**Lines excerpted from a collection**
* Start *
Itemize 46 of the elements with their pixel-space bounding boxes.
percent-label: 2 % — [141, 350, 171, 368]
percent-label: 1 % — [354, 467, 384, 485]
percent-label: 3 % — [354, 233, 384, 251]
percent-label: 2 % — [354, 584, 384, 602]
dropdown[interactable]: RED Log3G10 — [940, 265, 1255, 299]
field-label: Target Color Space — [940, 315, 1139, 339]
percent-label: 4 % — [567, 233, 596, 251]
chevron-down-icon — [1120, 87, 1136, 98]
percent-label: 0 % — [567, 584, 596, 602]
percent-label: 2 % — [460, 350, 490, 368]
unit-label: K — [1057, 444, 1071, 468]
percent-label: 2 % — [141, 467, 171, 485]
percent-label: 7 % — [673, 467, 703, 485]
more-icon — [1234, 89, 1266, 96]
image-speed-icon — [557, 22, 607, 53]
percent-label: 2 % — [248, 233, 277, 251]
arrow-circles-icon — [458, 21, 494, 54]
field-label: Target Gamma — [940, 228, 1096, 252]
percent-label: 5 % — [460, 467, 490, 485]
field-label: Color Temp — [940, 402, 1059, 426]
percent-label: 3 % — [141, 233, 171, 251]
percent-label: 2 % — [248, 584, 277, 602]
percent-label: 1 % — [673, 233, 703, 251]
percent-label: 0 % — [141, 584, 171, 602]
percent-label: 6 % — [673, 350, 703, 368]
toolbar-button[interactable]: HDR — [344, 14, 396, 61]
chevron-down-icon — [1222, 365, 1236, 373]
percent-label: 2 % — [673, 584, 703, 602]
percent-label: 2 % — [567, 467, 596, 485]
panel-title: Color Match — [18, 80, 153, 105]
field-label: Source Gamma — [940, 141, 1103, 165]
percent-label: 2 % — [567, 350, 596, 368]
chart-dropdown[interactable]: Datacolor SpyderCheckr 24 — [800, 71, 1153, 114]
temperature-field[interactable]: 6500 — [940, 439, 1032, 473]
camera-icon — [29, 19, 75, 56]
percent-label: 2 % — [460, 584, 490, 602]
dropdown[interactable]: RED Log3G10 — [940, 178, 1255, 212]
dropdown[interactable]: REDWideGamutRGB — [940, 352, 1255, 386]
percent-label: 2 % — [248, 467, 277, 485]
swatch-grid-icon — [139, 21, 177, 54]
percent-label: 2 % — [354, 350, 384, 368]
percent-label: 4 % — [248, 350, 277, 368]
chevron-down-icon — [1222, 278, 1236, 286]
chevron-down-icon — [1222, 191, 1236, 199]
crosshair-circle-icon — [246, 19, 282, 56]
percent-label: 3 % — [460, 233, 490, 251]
* End *
**Exercise aim**
Reproduce all of the lines above, each one character for character.

**Exercise response**
Itemize 46 of the elements with their pixel-space bounding boxes.
percent-label: 2 % — [141, 350, 171, 368]
percent-label: 1 % — [354, 467, 384, 485]
percent-label: 3 % — [354, 233, 384, 251]
percent-label: 2 % — [354, 584, 384, 602]
dropdown[interactable]: RED Log3G10 — [940, 265, 1255, 299]
field-label: Target Color Space — [940, 315, 1139, 339]
percent-label: 4 % — [567, 233, 596, 251]
chevron-down-icon — [1120, 87, 1136, 98]
percent-label: 0 % — [567, 584, 596, 602]
percent-label: 2 % — [460, 350, 490, 368]
unit-label: K — [1057, 444, 1071, 468]
percent-label: 2 % — [141, 467, 171, 485]
percent-label: 7 % — [673, 467, 703, 485]
more-icon — [1234, 89, 1266, 96]
image-speed-icon — [557, 22, 607, 53]
percent-label: 2 % — [248, 233, 277, 251]
arrow-circles-icon — [458, 21, 494, 54]
field-label: Target Gamma — [940, 228, 1096, 252]
percent-label: 5 % — [460, 467, 490, 485]
field-label: Color Temp — [940, 402, 1059, 426]
percent-label: 3 % — [141, 233, 171, 251]
percent-label: 2 % — [248, 584, 277, 602]
percent-label: 1 % — [673, 233, 703, 251]
percent-label: 0 % — [141, 584, 171, 602]
percent-label: 6 % — [673, 350, 703, 368]
toolbar-button[interactable]: HDR — [344, 14, 396, 61]
chevron-down-icon — [1222, 365, 1236, 373]
percent-label: 2 % — [673, 584, 703, 602]
percent-label: 2 % — [567, 467, 596, 485]
panel-title: Color Match — [18, 80, 153, 105]
field-label: Source Gamma — [940, 141, 1103, 165]
percent-label: 2 % — [567, 350, 596, 368]
chart-dropdown[interactable]: Datacolor SpyderCheckr 24 — [800, 71, 1153, 114]
temperature-field[interactable]: 6500 — [940, 439, 1032, 473]
camera-icon — [29, 19, 75, 56]
percent-label: 2 % — [460, 584, 490, 602]
dropdown[interactable]: RED Log3G10 — [940, 178, 1255, 212]
dropdown[interactable]: REDWideGamutRGB — [940, 352, 1255, 386]
percent-label: 2 % — [248, 467, 277, 485]
swatch-grid-icon — [139, 21, 177, 54]
percent-label: 2 % — [354, 350, 384, 368]
percent-label: 4 % — [248, 350, 277, 368]
chevron-down-icon — [1222, 278, 1236, 286]
chevron-down-icon — [1222, 191, 1236, 199]
crosshair-circle-icon — [246, 19, 282, 56]
percent-label: 3 % — [460, 233, 490, 251]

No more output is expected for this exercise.